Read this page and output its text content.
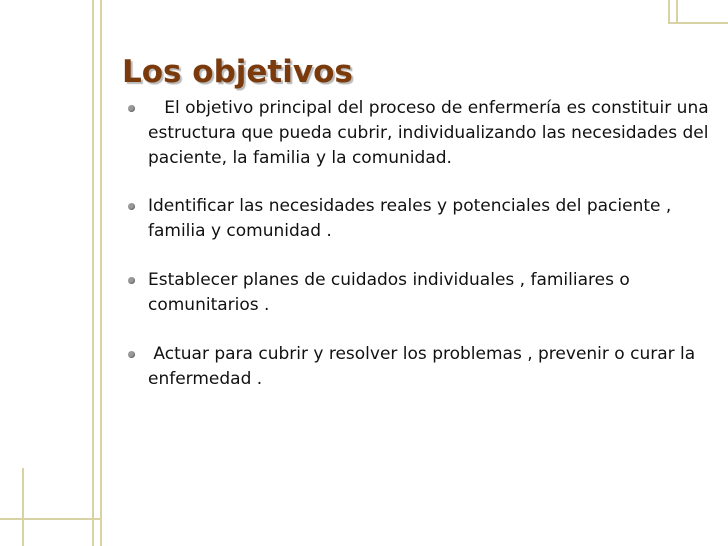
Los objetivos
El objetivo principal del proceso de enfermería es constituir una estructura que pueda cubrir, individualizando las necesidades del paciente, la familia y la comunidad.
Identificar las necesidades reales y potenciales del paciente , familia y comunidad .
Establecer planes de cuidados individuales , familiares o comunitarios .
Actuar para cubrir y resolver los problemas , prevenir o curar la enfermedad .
◇ ◇ ◇ ◇ ◇
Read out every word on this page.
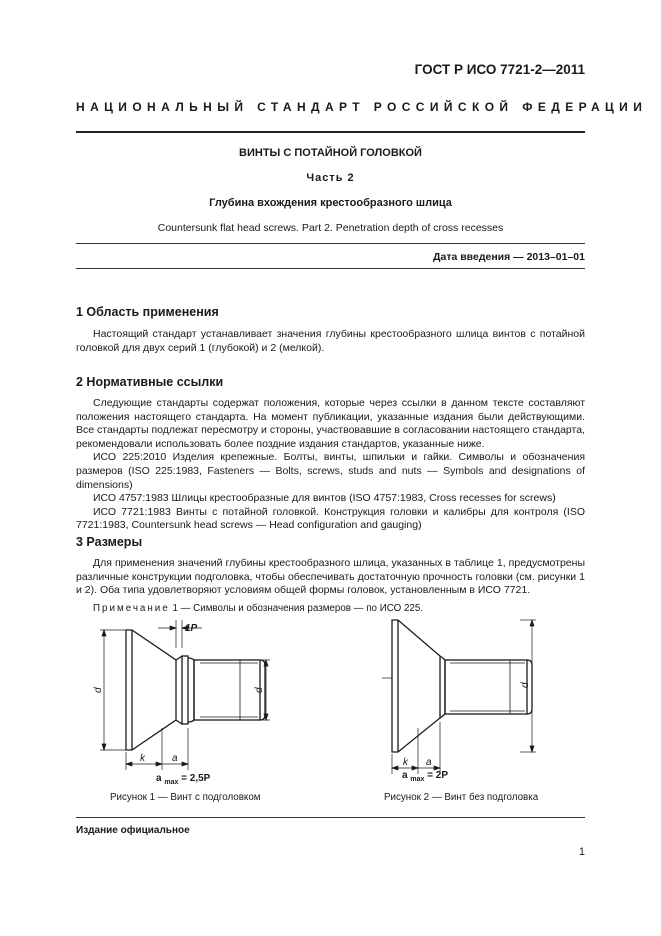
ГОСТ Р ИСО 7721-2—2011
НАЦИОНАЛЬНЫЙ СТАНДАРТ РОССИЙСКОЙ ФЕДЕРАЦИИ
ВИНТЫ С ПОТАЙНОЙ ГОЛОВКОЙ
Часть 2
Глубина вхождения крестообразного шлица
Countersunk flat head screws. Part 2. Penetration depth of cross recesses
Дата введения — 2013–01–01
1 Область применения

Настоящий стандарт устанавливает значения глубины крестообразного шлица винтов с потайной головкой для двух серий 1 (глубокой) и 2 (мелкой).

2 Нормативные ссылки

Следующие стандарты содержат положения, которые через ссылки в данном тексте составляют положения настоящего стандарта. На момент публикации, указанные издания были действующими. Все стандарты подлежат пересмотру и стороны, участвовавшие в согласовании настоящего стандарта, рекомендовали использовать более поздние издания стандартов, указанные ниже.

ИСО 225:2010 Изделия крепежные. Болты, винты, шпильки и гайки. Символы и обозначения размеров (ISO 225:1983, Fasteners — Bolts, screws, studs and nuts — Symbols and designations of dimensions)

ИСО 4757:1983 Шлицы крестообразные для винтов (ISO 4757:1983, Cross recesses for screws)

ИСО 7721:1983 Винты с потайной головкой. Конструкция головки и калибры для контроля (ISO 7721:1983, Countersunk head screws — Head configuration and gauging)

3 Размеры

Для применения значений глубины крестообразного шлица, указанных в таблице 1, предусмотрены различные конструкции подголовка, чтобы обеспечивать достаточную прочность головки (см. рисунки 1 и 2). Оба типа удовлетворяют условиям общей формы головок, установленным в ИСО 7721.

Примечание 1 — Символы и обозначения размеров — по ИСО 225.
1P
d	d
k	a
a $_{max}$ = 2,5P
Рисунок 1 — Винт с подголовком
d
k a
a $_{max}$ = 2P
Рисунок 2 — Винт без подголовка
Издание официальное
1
◇ ◇ ◇ ◇ ◇
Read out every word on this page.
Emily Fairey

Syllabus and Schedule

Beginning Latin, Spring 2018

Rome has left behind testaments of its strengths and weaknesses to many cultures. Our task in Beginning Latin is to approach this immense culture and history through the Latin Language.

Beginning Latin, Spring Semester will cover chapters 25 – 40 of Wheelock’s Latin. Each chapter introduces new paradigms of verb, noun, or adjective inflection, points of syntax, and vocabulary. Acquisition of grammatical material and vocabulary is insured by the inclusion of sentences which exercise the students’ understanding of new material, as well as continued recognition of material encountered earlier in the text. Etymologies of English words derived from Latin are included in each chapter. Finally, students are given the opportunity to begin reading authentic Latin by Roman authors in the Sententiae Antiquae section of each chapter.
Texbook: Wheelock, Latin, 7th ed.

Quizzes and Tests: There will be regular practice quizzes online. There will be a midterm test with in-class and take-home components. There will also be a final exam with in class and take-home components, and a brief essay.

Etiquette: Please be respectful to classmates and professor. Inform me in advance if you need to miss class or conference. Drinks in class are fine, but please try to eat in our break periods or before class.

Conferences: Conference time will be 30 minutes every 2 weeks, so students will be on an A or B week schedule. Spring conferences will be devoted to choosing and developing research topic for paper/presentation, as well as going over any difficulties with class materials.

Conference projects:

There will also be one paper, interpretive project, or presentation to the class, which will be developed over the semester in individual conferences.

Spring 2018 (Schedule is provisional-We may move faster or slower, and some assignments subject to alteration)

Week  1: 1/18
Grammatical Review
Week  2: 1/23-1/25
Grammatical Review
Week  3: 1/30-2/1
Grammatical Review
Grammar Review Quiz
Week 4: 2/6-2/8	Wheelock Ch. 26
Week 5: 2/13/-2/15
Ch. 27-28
◇ ◇ ◇ ◇ ◇
> _Required work_
Copy each line of the listing in which the word "Рисунок" can be found.

> _Reply_
Рисунок 1 — Винт с подголовком
Рисунок 2 — Винт без подголовка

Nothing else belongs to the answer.